WHAT IS REQUIRED
Retype all of the data. Every line must match exactly.

[Stored data]
= = = =

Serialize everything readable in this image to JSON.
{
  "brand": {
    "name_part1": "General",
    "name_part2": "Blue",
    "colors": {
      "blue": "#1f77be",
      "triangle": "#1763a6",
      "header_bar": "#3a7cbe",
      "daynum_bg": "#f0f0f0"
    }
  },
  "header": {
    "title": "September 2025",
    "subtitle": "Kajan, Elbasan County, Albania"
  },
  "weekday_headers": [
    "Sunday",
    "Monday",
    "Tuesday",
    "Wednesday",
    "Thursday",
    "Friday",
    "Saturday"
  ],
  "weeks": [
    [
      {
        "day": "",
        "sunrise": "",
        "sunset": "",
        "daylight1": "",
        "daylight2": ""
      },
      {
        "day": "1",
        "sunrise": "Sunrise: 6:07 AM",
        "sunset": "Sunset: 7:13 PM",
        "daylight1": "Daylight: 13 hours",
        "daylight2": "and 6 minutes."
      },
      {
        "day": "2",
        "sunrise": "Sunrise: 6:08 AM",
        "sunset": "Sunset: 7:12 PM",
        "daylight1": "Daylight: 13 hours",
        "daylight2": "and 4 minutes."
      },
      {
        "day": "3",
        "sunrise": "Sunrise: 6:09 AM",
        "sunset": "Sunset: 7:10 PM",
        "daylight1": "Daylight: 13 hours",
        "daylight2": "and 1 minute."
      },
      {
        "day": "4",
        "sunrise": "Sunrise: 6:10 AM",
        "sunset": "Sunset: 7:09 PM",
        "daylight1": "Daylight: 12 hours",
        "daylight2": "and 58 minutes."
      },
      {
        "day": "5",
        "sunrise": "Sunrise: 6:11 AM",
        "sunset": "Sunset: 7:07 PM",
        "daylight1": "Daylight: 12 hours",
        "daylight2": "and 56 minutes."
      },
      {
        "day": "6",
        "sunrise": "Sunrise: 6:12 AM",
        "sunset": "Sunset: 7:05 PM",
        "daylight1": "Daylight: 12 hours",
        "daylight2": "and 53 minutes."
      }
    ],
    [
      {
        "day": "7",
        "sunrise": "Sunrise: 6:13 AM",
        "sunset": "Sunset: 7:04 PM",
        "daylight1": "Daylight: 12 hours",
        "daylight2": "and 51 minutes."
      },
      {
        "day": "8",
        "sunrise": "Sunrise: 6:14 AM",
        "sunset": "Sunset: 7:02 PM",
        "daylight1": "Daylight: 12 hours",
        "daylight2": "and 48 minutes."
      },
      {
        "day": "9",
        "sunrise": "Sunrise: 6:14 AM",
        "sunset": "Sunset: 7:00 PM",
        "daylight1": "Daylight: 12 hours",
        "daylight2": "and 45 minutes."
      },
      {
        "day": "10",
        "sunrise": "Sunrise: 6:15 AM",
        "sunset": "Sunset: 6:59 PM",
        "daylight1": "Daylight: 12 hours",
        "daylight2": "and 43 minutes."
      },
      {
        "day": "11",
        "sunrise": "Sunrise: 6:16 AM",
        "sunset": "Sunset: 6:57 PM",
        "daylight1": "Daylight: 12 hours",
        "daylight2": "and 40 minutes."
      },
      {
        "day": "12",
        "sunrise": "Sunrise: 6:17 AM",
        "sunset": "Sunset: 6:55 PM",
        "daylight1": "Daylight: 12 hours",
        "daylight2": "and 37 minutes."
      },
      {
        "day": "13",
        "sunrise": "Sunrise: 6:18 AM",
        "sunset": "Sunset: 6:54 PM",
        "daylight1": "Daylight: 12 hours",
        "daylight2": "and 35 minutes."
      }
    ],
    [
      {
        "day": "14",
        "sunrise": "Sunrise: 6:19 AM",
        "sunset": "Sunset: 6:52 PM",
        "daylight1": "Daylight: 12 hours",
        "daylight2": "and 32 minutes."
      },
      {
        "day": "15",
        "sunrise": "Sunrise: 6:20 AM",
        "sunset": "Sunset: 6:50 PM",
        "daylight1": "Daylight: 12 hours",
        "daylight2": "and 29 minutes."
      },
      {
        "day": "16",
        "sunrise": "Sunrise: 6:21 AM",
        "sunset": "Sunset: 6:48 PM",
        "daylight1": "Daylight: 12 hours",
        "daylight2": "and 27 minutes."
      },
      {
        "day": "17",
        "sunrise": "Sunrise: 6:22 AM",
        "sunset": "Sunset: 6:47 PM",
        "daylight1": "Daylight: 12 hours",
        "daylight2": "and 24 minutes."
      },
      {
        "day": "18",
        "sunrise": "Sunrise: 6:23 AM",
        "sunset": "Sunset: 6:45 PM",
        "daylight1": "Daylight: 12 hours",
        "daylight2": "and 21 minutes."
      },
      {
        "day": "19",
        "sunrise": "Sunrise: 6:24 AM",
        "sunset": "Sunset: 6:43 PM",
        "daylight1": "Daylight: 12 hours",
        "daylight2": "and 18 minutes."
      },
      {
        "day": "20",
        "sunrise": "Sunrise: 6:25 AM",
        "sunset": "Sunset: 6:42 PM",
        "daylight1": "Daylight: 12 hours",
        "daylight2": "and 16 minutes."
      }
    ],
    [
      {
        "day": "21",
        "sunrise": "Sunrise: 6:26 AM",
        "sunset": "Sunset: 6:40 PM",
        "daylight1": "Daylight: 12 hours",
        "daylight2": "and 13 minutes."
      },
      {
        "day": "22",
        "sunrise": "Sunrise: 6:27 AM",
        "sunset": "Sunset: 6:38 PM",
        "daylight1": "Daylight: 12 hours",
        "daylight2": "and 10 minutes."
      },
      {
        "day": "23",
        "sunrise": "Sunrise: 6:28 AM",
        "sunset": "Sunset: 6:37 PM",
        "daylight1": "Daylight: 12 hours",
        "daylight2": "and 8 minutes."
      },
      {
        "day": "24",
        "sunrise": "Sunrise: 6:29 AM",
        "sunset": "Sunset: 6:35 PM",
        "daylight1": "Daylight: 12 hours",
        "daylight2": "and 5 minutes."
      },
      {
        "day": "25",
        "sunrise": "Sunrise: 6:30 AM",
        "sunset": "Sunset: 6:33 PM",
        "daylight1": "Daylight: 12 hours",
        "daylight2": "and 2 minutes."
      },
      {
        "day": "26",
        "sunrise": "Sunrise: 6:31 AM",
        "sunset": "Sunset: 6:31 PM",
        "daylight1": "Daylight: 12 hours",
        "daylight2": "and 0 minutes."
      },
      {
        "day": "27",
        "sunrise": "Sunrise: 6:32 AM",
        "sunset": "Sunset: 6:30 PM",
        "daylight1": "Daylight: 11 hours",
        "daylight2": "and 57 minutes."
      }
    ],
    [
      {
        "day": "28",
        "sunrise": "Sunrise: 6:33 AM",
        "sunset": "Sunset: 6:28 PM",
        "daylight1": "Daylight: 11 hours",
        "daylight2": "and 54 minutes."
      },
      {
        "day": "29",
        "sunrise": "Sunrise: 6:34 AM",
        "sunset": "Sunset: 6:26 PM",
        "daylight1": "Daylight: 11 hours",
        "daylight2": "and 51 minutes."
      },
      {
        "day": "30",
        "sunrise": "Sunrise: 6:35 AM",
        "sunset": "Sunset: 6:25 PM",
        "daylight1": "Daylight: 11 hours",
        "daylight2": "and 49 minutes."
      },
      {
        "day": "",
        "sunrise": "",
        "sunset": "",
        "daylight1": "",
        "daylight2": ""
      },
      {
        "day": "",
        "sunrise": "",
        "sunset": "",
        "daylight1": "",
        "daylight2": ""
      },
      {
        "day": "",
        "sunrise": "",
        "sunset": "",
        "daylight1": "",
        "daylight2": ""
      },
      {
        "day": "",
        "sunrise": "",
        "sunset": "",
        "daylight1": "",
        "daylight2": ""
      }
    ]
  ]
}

= = = =

RESULT BELOW
Serialize everything readable in this image to JSON.
{
  "brand": {
    "name_part1": "General",
    "name_part2": "Blue",
    "colors": {
      "blue": "#1f77be",
      "triangle": "#1763a6",
      "header_bar": "#3a7cbe",
      "daynum_bg": "#f0f0f0"
    }
  },
  "header": {
    "title": "September 2025",
    "subtitle": "Kajan, Elbasan County, Albania"
  },
  "weekday_headers": [
    "Sunday",
    "Monday",
    "Tuesday",
    "Wednesday",
    "Thursday",
    "Friday",
    "Saturday"
  ],
  "weeks": [
    [
      {
        "day": "",
        "sunrise": "",
        "sunset": "",
        "daylight1": "",
        "daylight2": ""
      },
      {
        "day": "1",
        "sunrise": "Sunrise: 6:07 AM",
        "sunset": "Sunset: 7:13 PM",
        "daylight1": "Daylight: 13 hours",
        "daylight2": "and 6 minutes."
      },
      {
        "day": "2",
        "sunrise": "Sunrise: 6:08 AM",
        "sunset": "Sunset: 7:12 PM",
        "daylight1": "Daylight: 13 hours",
        "daylight2": "and 4 minutes."
      },
      {
        "day": "3",
        "sunrise": "Sunrise: 6:09 AM",
        "sunset": "Sunset: 7:10 PM",
        "daylight1": "Daylight: 13 hours",
        "daylight2": "and 1 minute."
      },
      {
        "day": "4",
        "sunrise": "Sunrise: 6:10 AM",
        "sunset": "Sunset: 7:09 PM",
        "daylight1": "Daylight: 12 hours",
        "daylight2": "and 58 minutes."
      },
      {
        "day": "5",
        "sunrise": "Sunrise: 6:11 AM",
        "sunset": "Sunset: 7:07 PM",
        "daylight1": "Daylight: 12 hours",
        "daylight2": "and 56 minutes."
      },
      {
        "day": "6",
        "sunrise": "Sunrise: 6:12 AM",
        "sunset": "Sunset: 7:05 PM",
        "daylight1": "Daylight: 12 hours",
        "daylight2": "and 53 minutes."
      }
    ],
    [
      {
        "day": "7",
        "sunrise": "Sunrise: 6:13 AM",
        "sunset": "Sunset: 7:04 PM",
        "daylight1": "Daylight: 12 hours",
        "daylight2": "and 51 minutes."
      },
      {
        "day": "8",
        "sunrise": "Sunrise: 6:14 AM",
        "sunset": "Sunset: 7:02 PM",
        "daylight1": "Daylight: 12 hours",
        "daylight2": "and 48 minutes."
      },
      {
        "day": "9",
        "sunrise": "Sunrise: 6:14 AM",
        "sunset": "Sunset: 7:00 PM",
        "daylight1": "Daylight: 12 hours",
        "daylight2": "and 45 minutes."
      },
      {
        "day": "10",
        "sunrise": "Sunrise: 6:15 AM",
        "sunset": "Sunset: 6:59 PM",
        "daylight1": "Daylight: 12 hours",
        "daylight2": "and 43 minutes."
      },
      {
        "day": "11",
        "sunrise": "Sunrise: 6:16 AM",
        "sunset": "Sunset: 6:57 PM",
        "daylight1": "Daylight: 12 hours",
        "daylight2": "and 40 minutes."
      },
      {
        "day": "12",
        "sunrise": "Sunrise: 6:17 AM",
        "sunset": "Sunset: 6:55 PM",
        "daylight1": "Daylight: 12 hours",
        "daylight2": "and 37 minutes."
      },
      {
        "day": "13",
        "sunrise": "Sunrise: 6:18 AM",
        "sunset": "Sunset: 6:54 PM",
        "daylight1": "Daylight: 12 hours",
        "daylight2": "and 35 minutes."
      }
    ],
    [
      {
        "day": "14",
        "sunrise": "Sunrise: 6:19 AM",
        "sunset": "Sunset: 6:52 PM",
        "daylight1": "Daylight: 12 hours",
        "daylight2": "and 32 minutes."
      },
      {
        "day": "15",
        "sunrise": "Sunrise: 6:20 AM",
        "sunset": "Sunset: 6:50 PM",
        "daylight1": "Daylight: 12 hours",
        "daylight2": "and 29 minutes."
      },
      {
        "day": "16",
        "sunrise": "Sunrise: 6:21 AM",
        "sunset": "Sunset: 6:48 PM",
        "daylight1": "Daylight: 12 hours",
        "daylight2": "and 27 minutes."
      },
      {
        "day": "17",
        "sunrise": "Sunrise: 6:22 AM",
        "sunset": "Sunset: 6:47 PM",
        "daylight1": "Daylight: 12 hours",
        "daylight2": "and 24 minutes."
      },
      {
        "day": "18",
        "sunrise": "Sunrise: 6:23 AM",
        "sunset": "Sunset: 6:45 PM",
        "daylight1": "Daylight: 12 hours",
        "daylight2": "and 21 minutes."
      },
      {
        "day": "19",
        "sunrise": "Sunrise: 6:24 AM",
        "sunset": "Sunset: 6:43 PM",
        "daylight1": "Daylight: 12 hours",
        "daylight2": "and 18 minutes."
      },
      {
        "day": "20",
        "sunrise": "Sunrise: 6:25 AM",
        "sunset": "Sunset: 6:42 PM",
        "daylight1": "Daylight: 12 hours",
        "daylight2": "and 16 minutes."
      }
    ],
    [
      {
        "day": "21",
        "sunrise": "Sunrise: 6:26 AM",
        "sunset": "Sunset: 6:40 PM",
        "daylight1": "Daylight: 12 hours",
        "daylight2": "and 13 minutes."
      },
      {
        "day": "22",
        "sunrise": "Sunrise: 6:27 AM",
        "sunset": "Sunset: 6:38 PM",
        "daylight1": "Daylight: 12 hours",
        "daylight2": "and 10 minutes."
      },
      {
        "day": "23",
        "sunrise": "Sunrise: 6:28 AM",
        "sunset": "Sunset: 6:37 PM",
        "daylight1": "Daylight: 12 hours",
        "daylight2": "and 8 minutes."
      },
      {
        "day": "24",
        "sunrise": "Sunrise: 6:29 AM",
        "sunset": "Sunset: 6:35 PM",
        "daylight1": "Daylight: 12 hours",
        "daylight2": "and 5 minutes."
      },
      {
        "day": "25",
        "sunrise": "Sunrise: 6:30 AM",
        "sunset": "Sunset: 6:33 PM",
        "daylight1": "Daylight: 12 hours",
        "daylight2": "and 2 minutes."
      },
      {
        "day": "26",
        "sunrise": "Sunrise: 6:31 AM",
        "sunset": "Sunset: 6:31 PM",
        "daylight1": "Daylight: 12 hours",
        "daylight2": "and 0 minutes."
      },
      {
        "day": "27",
        "sunrise": "Sunrise: 6:32 AM",
        "sunset": "Sunset: 6:30 PM",
        "daylight1": "Daylight: 11 hours",
        "daylight2": "and 57 minutes."
      }
    ],
    [
      {
        "day": "28",
        "sunrise": "Sunrise: 6:33 AM",
        "sunset": "Sunset: 6:28 PM",
        "daylight1": "Daylight: 11 hours",
        "daylight2": "and 54 minutes."
      },
      {
        "day": "29",
        "sunrise": "Sunrise: 6:34 AM",
        "sunset": "Sunset: 6:26 PM",
        "daylight1": "Daylight: 11 hours",
        "daylight2": "and 51 minutes."
      },
      {
        "day": "30",
        "sunrise": "Sunrise: 6:35 AM",
        "sunset": "Sunset: 6:25 PM",
        "daylight1": "Daylight: 11 hours",
        "daylight2": "and 49 minutes."
      },
      {
        "day": "",
        "sunrise": "",
        "sunset": "",
        "daylight1": "",
        "daylight2": ""
      },
      {
        "day": "",
        "sunrise": "",
        "sunset": "",
        "daylight1": "",
        "daylight2": ""
      },
      {
        "day": "",
        "sunrise": "",
        "sunset": "",
        "daylight1": "",
        "daylight2": ""
      },
      {
        "day": "",
        "sunrise": "",
        "sunset": "",
        "daylight1": "",
        "daylight2": ""
      }
    ]
  ]
}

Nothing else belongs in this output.